■ GOAL ■
In the material below, find every line with "name" and pull it out.

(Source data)
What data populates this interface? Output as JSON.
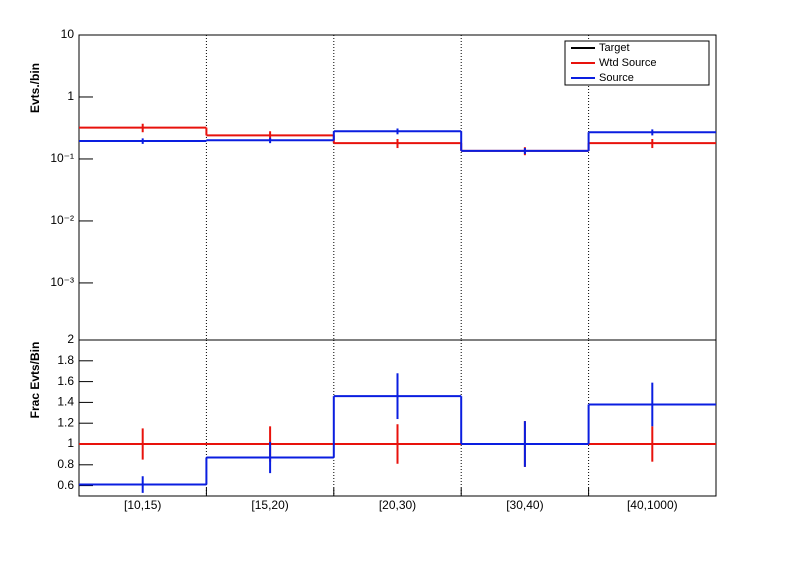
{
  "chart_data": [
    {
      "type": "step",
      "ylabel": "Evts./bin",
      "log_y": true,
      "ylim": [
        0.00012,
        10
      ],
      "yticks": [
        10,
        1,
        {
          "value": 0.1,
          "label": "10⁻¹"
        },
        {
          "value": 0.01,
          "label": "10⁻²"
        },
        {
          "value": 0.001,
          "label": "10⁻³"
        }
      ],
      "legend": "top-right",
      "series": [
        {
          "name": "Target",
          "color": "#000000",
          "values": [
            null,
            null,
            null,
            null,
            null
          ],
          "errors": [
            null,
            null,
            null,
            null,
            null
          ]
        },
        {
          "name": "Wtd Source",
          "color": "#e8120c",
          "values": [
            0.32,
            0.24,
            0.18,
            0.135,
            0.18
          ],
          "errors": [
            0.05,
            0.04,
            0.03,
            0.02,
            0.03
          ]
        },
        {
          "name": "Source",
          "color": "#0a1ee0",
          "values": [
            0.195,
            0.2,
            0.28,
            0.135,
            0.27
          ],
          "errors": [
            0.02,
            0.02,
            0.03,
            0.015,
            0.03
          ]
        }
      ]
    },
    {
      "type": "step",
      "ylabel": "Frac Evts/Bin",
      "log_y": false,
      "categories": [
        "[10,15)",
        "[15,20)",
        "[20,30)",
        "[30,40)",
        "[40,1000)"
      ],
      "ylim": [
        0.5,
        2.0
      ],
      "yticks": [
        0.6,
        0.8,
        1,
        1.2,
        1.4,
        1.6,
        1.8,
        2
      ],
      "series": [
        {
          "color": "#e8120c",
          "values": [
            1,
            1,
            1,
            1,
            1
          ],
          "errors": [
            0.15,
            0.17,
            0.19,
            0.22,
            0.17
          ]
        },
        {
          "color": "#0a1ee0",
          "values": [
            0.61,
            0.87,
            1.46,
            1.0,
            1.38
          ],
          "errors": [
            0.08,
            0.15,
            0.22,
            0.22,
            0.21
          ]
        }
      ]
    }
  ]
}
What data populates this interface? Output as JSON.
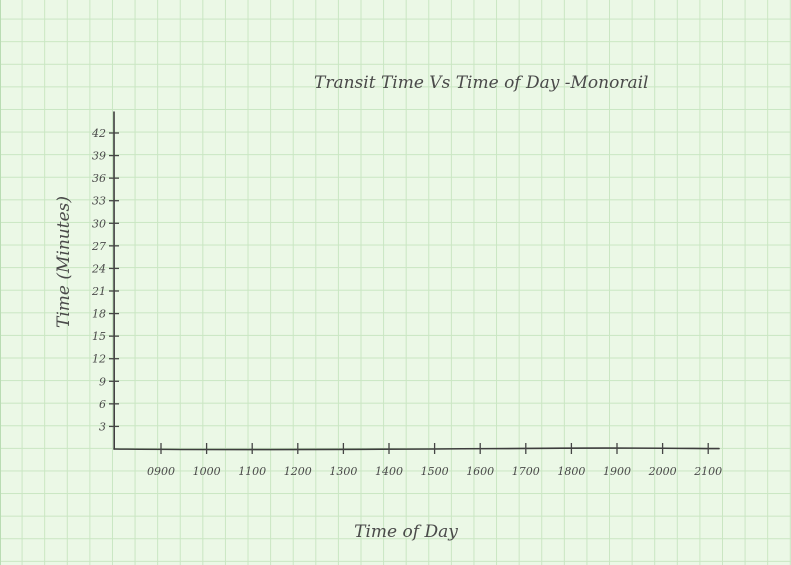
{
  "chart_data": {
    "type": "scatter",
    "title": "Transit Time Vs Time of Day -Monorail",
    "xlabel": "Time of Day",
    "ylabel": "Time (Minutes)",
    "x_ticks": [
      "0900",
      "1000",
      "1100",
      "1200",
      "1300",
      "1400",
      "1500",
      "1600",
      "1700",
      "1800",
      "1900",
      "2000",
      "2100"
    ],
    "y_ticks": [
      3,
      6,
      9,
      12,
      15,
      18,
      21,
      24,
      27,
      30,
      33,
      36,
      39,
      42
    ],
    "ylim": [
      0,
      42
    ],
    "grid": true,
    "series": []
  }
}
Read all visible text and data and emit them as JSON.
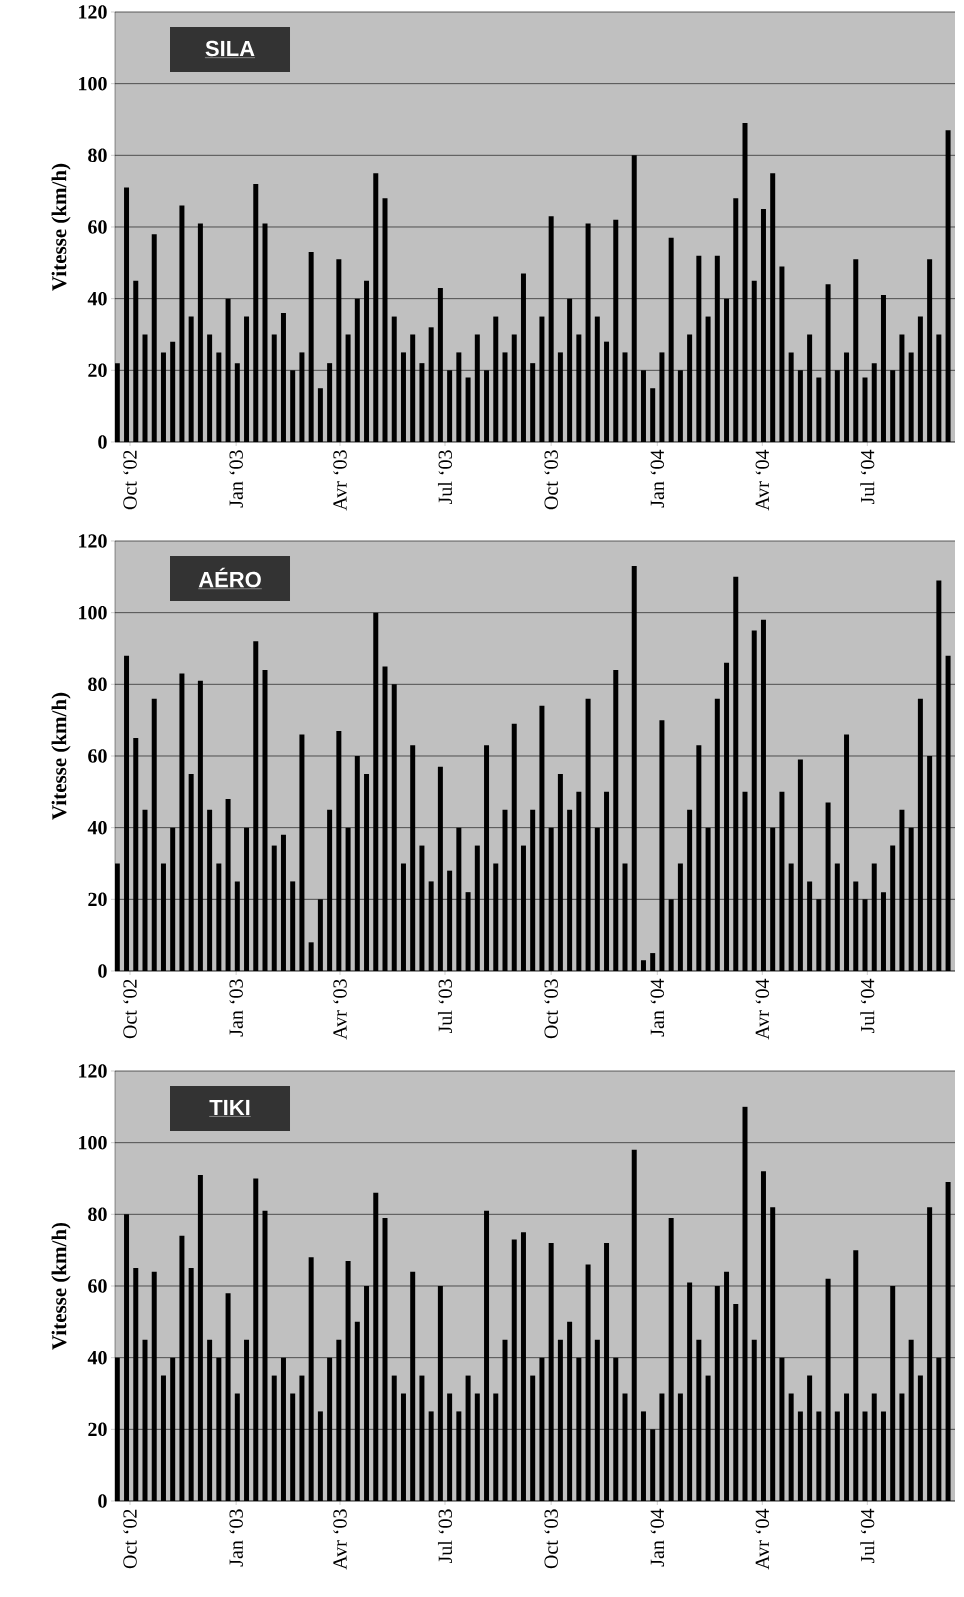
{
  "chart_data": [
    {
      "type": "bar",
      "title": "SILA",
      "ylabel": "Vitesse (km/h)",
      "color": "#000000",
      "grid": "y",
      "xlim": [
        "2002-09-18",
        "2004-09-15"
      ],
      "ylim": [
        0,
        120
      ],
      "yticks": [
        0,
        20,
        40,
        60,
        80,
        100,
        120
      ],
      "xticks": [
        {
          "value": "2002-10-01",
          "label": "Oct ‘02"
        },
        {
          "value": "2003-01-01",
          "label": "Jan ‘03"
        },
        {
          "value": "2003-04-01",
          "label": "Avr ‘03"
        },
        {
          "value": "2003-07-01",
          "label": "Jul ‘03"
        },
        {
          "value": "2003-10-01",
          "label": "Oct ‘03"
        },
        {
          "value": "2004-01-01",
          "label": "Jan ‘04"
        },
        {
          "value": "2004-04-01",
          "label": "Avr ‘04"
        },
        {
          "value": "2004-07-01",
          "label": "Jul ‘04"
        }
      ],
      "x": [
        "2002-09-20",
        "2002-09-28",
        "2002-10-06",
        "2002-10-14",
        "2002-10-22",
        "2002-10-30",
        "2002-11-07",
        "2002-11-15",
        "2002-11-23",
        "2002-12-01",
        "2002-12-09",
        "2002-12-17",
        "2002-12-25",
        "2003-01-02",
        "2003-01-10",
        "2003-01-18",
        "2003-01-26",
        "2003-02-03",
        "2003-02-11",
        "2003-02-19",
        "2003-02-27",
        "2003-03-07",
        "2003-03-15",
        "2003-03-23",
        "2003-03-31",
        "2003-04-08",
        "2003-04-16",
        "2003-04-24",
        "2003-05-02",
        "2003-05-10",
        "2003-05-18",
        "2003-05-26",
        "2003-06-03",
        "2003-06-11",
        "2003-06-19",
        "2003-06-27",
        "2003-07-05",
        "2003-07-13",
        "2003-07-21",
        "2003-07-29",
        "2003-08-06",
        "2003-08-14",
        "2003-08-22",
        "2003-08-30",
        "2003-09-07",
        "2003-09-15",
        "2003-09-23",
        "2003-10-01",
        "2003-10-09",
        "2003-10-17",
        "2003-10-25",
        "2003-11-02",
        "2003-11-10",
        "2003-11-18",
        "2003-11-26",
        "2003-12-04",
        "2003-12-12",
        "2003-12-20",
        "2003-12-28",
        "2004-01-05",
        "2004-01-13",
        "2004-01-21",
        "2004-01-29",
        "2004-02-06",
        "2004-02-14",
        "2004-02-22",
        "2004-03-01",
        "2004-03-09",
        "2004-03-17",
        "2004-03-25",
        "2004-04-02",
        "2004-04-10",
        "2004-04-18",
        "2004-04-26",
        "2004-05-04",
        "2004-05-12",
        "2004-05-20",
        "2004-05-28",
        "2004-06-05",
        "2004-06-13",
        "2004-06-21",
        "2004-06-29",
        "2004-07-07",
        "2004-07-15",
        "2004-07-23",
        "2004-07-31",
        "2004-08-08",
        "2004-08-16",
        "2004-08-24",
        "2004-09-01",
        "2004-09-09"
      ],
      "values": [
        22,
        71,
        45,
        30,
        58,
        25,
        28,
        66,
        35,
        61,
        30,
        25,
        40,
        22,
        35,
        72,
        61,
        30,
        36,
        20,
        25,
        53,
        15,
        22,
        51,
        30,
        40,
        45,
        75,
        68,
        35,
        25,
        30,
        22,
        32,
        43,
        20,
        25,
        18,
        30,
        20,
        35,
        25,
        30,
        47,
        22,
        35,
        63,
        25,
        40,
        30,
        61,
        35,
        28,
        62,
        25,
        80,
        20,
        15,
        25,
        57,
        20,
        30,
        52,
        35,
        52,
        40,
        68,
        89,
        45,
        65,
        75,
        49,
        25,
        20,
        30,
        18,
        44,
        20,
        25,
        51,
        18,
        22,
        41,
        20,
        30,
        25,
        35,
        51,
        30,
        87
      ]
    },
    {
      "type": "bar",
      "title": "AÉRO",
      "ylabel": "Vitesse (km/h)",
      "color": "#000000",
      "grid": "y",
      "xlim": [
        "2002-09-18",
        "2004-09-15"
      ],
      "ylim": [
        0,
        120
      ],
      "yticks": [
        0,
        20,
        40,
        60,
        80,
        100,
        120
      ],
      "xticks": [
        {
          "value": "2002-10-01",
          "label": "Oct ‘02"
        },
        {
          "value": "2003-01-01",
          "label": "Jan ‘03"
        },
        {
          "value": "2003-04-01",
          "label": "Avr ‘03"
        },
        {
          "value": "2003-07-01",
          "label": "Jul ‘03"
        },
        {
          "value": "2003-10-01",
          "label": "Oct ‘03"
        },
        {
          "value": "2004-01-01",
          "label": "Jan ‘04"
        },
        {
          "value": "2004-04-01",
          "label": "Avr ‘04"
        },
        {
          "value": "2004-07-01",
          "label": "Jul ‘04"
        }
      ],
      "x": [
        "2002-09-20",
        "2002-09-28",
        "2002-10-06",
        "2002-10-14",
        "2002-10-22",
        "2002-10-30",
        "2002-11-07",
        "2002-11-15",
        "2002-11-23",
        "2002-12-01",
        "2002-12-09",
        "2002-12-17",
        "2002-12-25",
        "2003-01-02",
        "2003-01-10",
        "2003-01-18",
        "2003-01-26",
        "2003-02-03",
        "2003-02-11",
        "2003-02-19",
        "2003-02-27",
        "2003-03-07",
        "2003-03-15",
        "2003-03-23",
        "2003-03-31",
        "2003-04-08",
        "2003-04-16",
        "2003-04-24",
        "2003-05-02",
        "2003-05-10",
        "2003-05-18",
        "2003-05-26",
        "2003-06-03",
        "2003-06-11",
        "2003-06-19",
        "2003-06-27",
        "2003-07-05",
        "2003-07-13",
        "2003-07-21",
        "2003-07-29",
        "2003-08-06",
        "2003-08-14",
        "2003-08-22",
        "2003-08-30",
        "2003-09-07",
        "2003-09-15",
        "2003-09-23",
        "2003-10-01",
        "2003-10-09",
        "2003-10-17",
        "2003-10-25",
        "2003-11-02",
        "2003-11-10",
        "2003-11-18",
        "2003-11-26",
        "2003-12-04",
        "2003-12-12",
        "2003-12-20",
        "2003-12-28",
        "2004-01-05",
        "2004-01-13",
        "2004-01-21",
        "2004-01-29",
        "2004-02-06",
        "2004-02-14",
        "2004-02-22",
        "2004-03-01",
        "2004-03-09",
        "2004-03-17",
        "2004-03-25",
        "2004-04-02",
        "2004-04-10",
        "2004-04-18",
        "2004-04-26",
        "2004-05-04",
        "2004-05-12",
        "2004-05-20",
        "2004-05-28",
        "2004-06-05",
        "2004-06-13",
        "2004-06-21",
        "2004-06-29",
        "2004-07-07",
        "2004-07-15",
        "2004-07-23",
        "2004-07-31",
        "2004-08-08",
        "2004-08-16",
        "2004-08-24",
        "2004-09-01",
        "2004-09-09"
      ],
      "values": [
        30,
        88,
        65,
        45,
        76,
        30,
        40,
        83,
        55,
        81,
        45,
        30,
        48,
        25,
        40,
        92,
        84,
        35,
        38,
        25,
        66,
        8,
        20,
        45,
        67,
        40,
        60,
        55,
        100,
        85,
        80,
        30,
        63,
        35,
        25,
        57,
        28,
        40,
        22,
        35,
        63,
        30,
        45,
        69,
        35,
        45,
        74,
        40,
        55,
        45,
        50,
        76,
        40,
        50,
        84,
        30,
        113,
        3,
        5,
        70,
        20,
        30,
        45,
        63,
        40,
        76,
        86,
        110,
        50,
        95,
        98,
        40,
        50,
        30,
        59,
        25,
        20,
        47,
        30,
        66,
        25,
        20,
        30,
        22,
        35,
        45,
        40,
        76,
        60,
        109,
        88
      ]
    },
    {
      "type": "bar",
      "title": "TIKI",
      "ylabel": "Vitesse (km/h)",
      "color": "#000000",
      "grid": "y",
      "xlim": [
        "2002-09-18",
        "2004-09-15"
      ],
      "ylim": [
        0,
        120
      ],
      "yticks": [
        0,
        20,
        40,
        60,
        80,
        100,
        120
      ],
      "xticks": [
        {
          "value": "2002-10-01",
          "label": "Oct ‘02"
        },
        {
          "value": "2003-01-01",
          "label": "Jan ‘03"
        },
        {
          "value": "2003-04-01",
          "label": "Avr ‘03"
        },
        {
          "value": "2003-07-01",
          "label": "Jul ‘03"
        },
        {
          "value": "2003-10-01",
          "label": "Oct ‘03"
        },
        {
          "value": "2004-01-01",
          "label": "Jan ‘04"
        },
        {
          "value": "2004-04-01",
          "label": "Avr ‘04"
        },
        {
          "value": "2004-07-01",
          "label": "Jul ‘04"
        }
      ],
      "x": [
        "2002-09-20",
        "2002-09-28",
        "2002-10-06",
        "2002-10-14",
        "2002-10-22",
        "2002-10-30",
        "2002-11-07",
        "2002-11-15",
        "2002-11-23",
        "2002-12-01",
        "2002-12-09",
        "2002-12-17",
        "2002-12-25",
        "2003-01-02",
        "2003-01-10",
        "2003-01-18",
        "2003-01-26",
        "2003-02-03",
        "2003-02-11",
        "2003-02-19",
        "2003-02-27",
        "2003-03-07",
        "2003-03-15",
        "2003-03-23",
        "2003-03-31",
        "2003-04-08",
        "2003-04-16",
        "2003-04-24",
        "2003-05-02",
        "2003-05-10",
        "2003-05-18",
        "2003-05-26",
        "2003-06-03",
        "2003-06-11",
        "2003-06-19",
        "2003-06-27",
        "2003-07-05",
        "2003-07-13",
        "2003-07-21",
        "2003-07-29",
        "2003-08-06",
        "2003-08-14",
        "2003-08-22",
        "2003-08-30",
        "2003-09-07",
        "2003-09-15",
        "2003-09-23",
        "2003-10-01",
        "2003-10-09",
        "2003-10-17",
        "2003-10-25",
        "2003-11-02",
        "2003-11-10",
        "2003-11-18",
        "2003-11-26",
        "2003-12-04",
        "2003-12-12",
        "2003-12-20",
        "2003-12-28",
        "2004-01-05",
        "2004-01-13",
        "2004-01-21",
        "2004-01-29",
        "2004-02-06",
        "2004-02-14",
        "2004-02-22",
        "2004-03-01",
        "2004-03-09",
        "2004-03-17",
        "2004-03-25",
        "2004-04-02",
        "2004-04-10",
        "2004-04-18",
        "2004-04-26",
        "2004-05-04",
        "2004-05-12",
        "2004-05-20",
        "2004-05-28",
        "2004-06-05",
        "2004-06-13",
        "2004-06-21",
        "2004-06-29",
        "2004-07-07",
        "2004-07-15",
        "2004-07-23",
        "2004-07-31",
        "2004-08-08",
        "2004-08-16",
        "2004-08-24",
        "2004-09-01",
        "2004-09-09"
      ],
      "values": [
        40,
        80,
        65,
        45,
        64,
        35,
        40,
        74,
        65,
        91,
        45,
        40,
        58,
        30,
        45,
        90,
        81,
        35,
        40,
        30,
        35,
        68,
        25,
        40,
        45,
        67,
        50,
        60,
        86,
        79,
        35,
        30,
        64,
        35,
        25,
        60,
        30,
        25,
        35,
        30,
        81,
        30,
        45,
        73,
        75,
        35,
        40,
        72,
        45,
        50,
        40,
        66,
        45,
        72,
        40,
        30,
        98,
        25,
        20,
        30,
        79,
        30,
        61,
        45,
        35,
        60,
        64,
        55,
        110,
        45,
        92,
        82,
        40,
        30,
        25,
        35,
        25,
        62,
        25,
        30,
        70,
        25,
        30,
        25,
        60,
        30,
        45,
        35,
        82,
        40,
        89
      ]
    }
  ]
}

■ SOLVED PROBLEM ■
          "name": "Target",
          "name": "Wtd Source",
          "name": "Source",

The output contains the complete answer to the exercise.